- [SHORT TASK]: Would you retype all of these records exactly?

- [THE RECORDS]:
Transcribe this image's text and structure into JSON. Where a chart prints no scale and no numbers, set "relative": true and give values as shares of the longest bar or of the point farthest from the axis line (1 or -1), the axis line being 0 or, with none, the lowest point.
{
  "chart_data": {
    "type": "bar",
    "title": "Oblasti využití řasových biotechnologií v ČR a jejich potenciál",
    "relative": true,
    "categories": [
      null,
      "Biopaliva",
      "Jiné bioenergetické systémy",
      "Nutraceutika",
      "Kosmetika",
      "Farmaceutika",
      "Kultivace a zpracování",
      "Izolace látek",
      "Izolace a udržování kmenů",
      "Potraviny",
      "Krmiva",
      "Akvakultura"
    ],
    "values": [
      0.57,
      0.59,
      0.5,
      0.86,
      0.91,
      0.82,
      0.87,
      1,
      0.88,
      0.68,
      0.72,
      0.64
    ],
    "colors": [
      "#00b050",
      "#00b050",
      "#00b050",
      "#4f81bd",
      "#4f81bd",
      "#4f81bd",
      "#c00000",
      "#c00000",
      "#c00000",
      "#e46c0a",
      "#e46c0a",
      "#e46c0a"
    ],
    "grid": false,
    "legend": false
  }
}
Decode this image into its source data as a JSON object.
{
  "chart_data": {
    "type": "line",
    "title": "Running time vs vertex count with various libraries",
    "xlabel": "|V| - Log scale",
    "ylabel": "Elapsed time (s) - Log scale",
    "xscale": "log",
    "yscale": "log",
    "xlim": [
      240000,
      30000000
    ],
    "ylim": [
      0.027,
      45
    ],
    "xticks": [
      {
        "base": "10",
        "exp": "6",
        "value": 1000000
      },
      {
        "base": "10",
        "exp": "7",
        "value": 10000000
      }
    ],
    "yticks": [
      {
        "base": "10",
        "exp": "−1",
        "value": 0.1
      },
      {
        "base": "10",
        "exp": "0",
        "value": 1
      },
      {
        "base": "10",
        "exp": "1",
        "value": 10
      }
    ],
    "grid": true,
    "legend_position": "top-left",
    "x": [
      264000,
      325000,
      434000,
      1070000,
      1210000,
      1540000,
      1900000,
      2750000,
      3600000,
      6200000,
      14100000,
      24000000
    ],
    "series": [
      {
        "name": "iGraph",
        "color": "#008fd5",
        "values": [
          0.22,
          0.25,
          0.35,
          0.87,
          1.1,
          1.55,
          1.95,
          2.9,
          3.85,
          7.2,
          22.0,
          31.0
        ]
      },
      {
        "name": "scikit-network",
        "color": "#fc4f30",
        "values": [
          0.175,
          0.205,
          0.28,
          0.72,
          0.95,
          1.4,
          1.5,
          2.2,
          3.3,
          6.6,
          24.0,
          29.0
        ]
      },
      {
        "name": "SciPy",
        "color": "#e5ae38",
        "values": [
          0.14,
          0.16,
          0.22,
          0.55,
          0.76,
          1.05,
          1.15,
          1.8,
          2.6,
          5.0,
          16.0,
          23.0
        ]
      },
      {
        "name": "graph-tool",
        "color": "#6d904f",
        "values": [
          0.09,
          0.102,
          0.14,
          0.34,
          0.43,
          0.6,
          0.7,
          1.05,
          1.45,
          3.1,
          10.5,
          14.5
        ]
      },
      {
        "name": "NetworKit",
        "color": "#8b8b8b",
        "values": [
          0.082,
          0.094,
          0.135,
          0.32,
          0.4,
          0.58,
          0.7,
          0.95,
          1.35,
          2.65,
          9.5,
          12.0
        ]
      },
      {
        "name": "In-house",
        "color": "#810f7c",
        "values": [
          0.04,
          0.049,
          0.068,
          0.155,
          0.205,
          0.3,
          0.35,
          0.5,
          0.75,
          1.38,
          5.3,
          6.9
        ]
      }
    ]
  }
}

- [OUTPUT]:
Transcribe this image's text and structure into JSON. Where a chart prints no scale and no numbers, set "relative": true and give values as shares of the longest bar or of the point farthest from the axis line (1 or -1), the axis line being 0 or, with none, the lowest point.
{
  "chart_data": {
    "type": "bar",
    "title": "Oblasti využití řasových biotechnologií v ČR a jejich potenciál",
    "relative": true,
    "categories": [
      null,
      "Biopaliva",
      "Jiné bioenergetické systémy",
      "Nutraceutika",
      "Kosmetika",
      "Farmaceutika",
      "Kultivace a zpracování",
      "Izolace látek",
      "Izolace a udržování kmenů",
      "Potraviny",
      "Krmiva",
      "Akvakultura"
    ],
    "values": [
      0.57,
      0.59,
      0.5,
      0.86,
      0.91,
      0.82,
      0.87,
      1,
      0.88,
      0.68,
      0.72,
      0.64
    ],
    "colors": [
      "#00b050",
      "#00b050",
      "#00b050",
      "#4f81bd",
      "#4f81bd",
      "#4f81bd",
      "#c00000",
      "#c00000",
      "#c00000",
      "#e46c0a",
      "#e46c0a",
      "#e46c0a"
    ],
    "grid": false,
    "legend": false
  }
}
Decode this image into its source data as a JSON object.
{
  "chart_data": {
    "type": "line",
    "title": "Running time vs vertex count with various libraries",
    "xlabel": "|V| - Log scale",
    "ylabel": "Elapsed time (s) - Log scale",
    "xscale": "log",
    "yscale": "log",
    "xlim": [
      240000,
      30000000
    ],
    "ylim": [
      0.027,
      45
    ],
    "xticks": [
      {
        "base": "10",
        "exp": "6",
        "value": 1000000
      },
      {
        "base": "10",
        "exp": "7",
        "value": 10000000
      }
    ],
    "yticks": [
      {
        "base": "10",
        "exp": "−1",
        "value": 0.1
      },
      {
        "base": "10",
        "exp": "0",
        "value": 1
      },
      {
        "base": "10",
        "exp": "1",
        "value": 10
      }
    ],
    "grid": true,
    "legend_position": "top-left",
    "x": [
      264000,
      325000,
      434000,
      1070000,
      1210000,
      1540000,
      1900000,
      2750000,
      3600000,
      6200000,
      14100000,
      24000000
    ],
    "series": [
      {
        "name": "iGraph",
        "color": "#008fd5",
        "values": [
          0.22,
          0.25,
          0.35,
          0.87,
          1.1,
          1.55,
          1.95,
          2.9,
          3.85,
          7.2,
          22.0,
          31.0
        ]
      },
      {
        "name": "scikit-network",
        "color": "#fc4f30",
        "values": [
          0.175,
          0.205,
          0.28,
          0.72,
          0.95,
          1.4,
          1.5,
          2.2,
          3.3,
          6.6,
          24.0,
          29.0
        ]
      },
      {
        "name": "SciPy",
        "color": "#e5ae38",
        "values": [
          0.14,
          0.16,
          0.22,
          0.55,
          0.76,
          1.05,
          1.15,
          1.8,
          2.6,
          5.0,
          16.0,
          23.0
        ]
      },
      {
        "name": "graph-tool",
        "color": "#6d904f",
        "values": [
          0.09,
          0.102,
          0.14,
          0.34,
          0.43,
          0.6,
          0.7,
          1.05,
          1.45,
          3.1,
          10.5,
          14.5
        ]
      },
      {
        "name": "NetworKit",
        "color": "#8b8b8b",
        "values": [
          0.082,
          0.094,
          0.135,
          0.32,
          0.4,
          0.58,
          0.7,
          0.95,
          1.35,
          2.65,
          9.5,
          12.0
        ]
      },
      {
        "name": "In-house",
        "color": "#810f7c",
        "values": [
          0.04,
          0.049,
          0.068,
          0.155,
          0.205,
          0.3,
          0.35,
          0.5,
          0.75,
          1.38,
          5.3,
          6.9
        ]
      }
    ]
  }
}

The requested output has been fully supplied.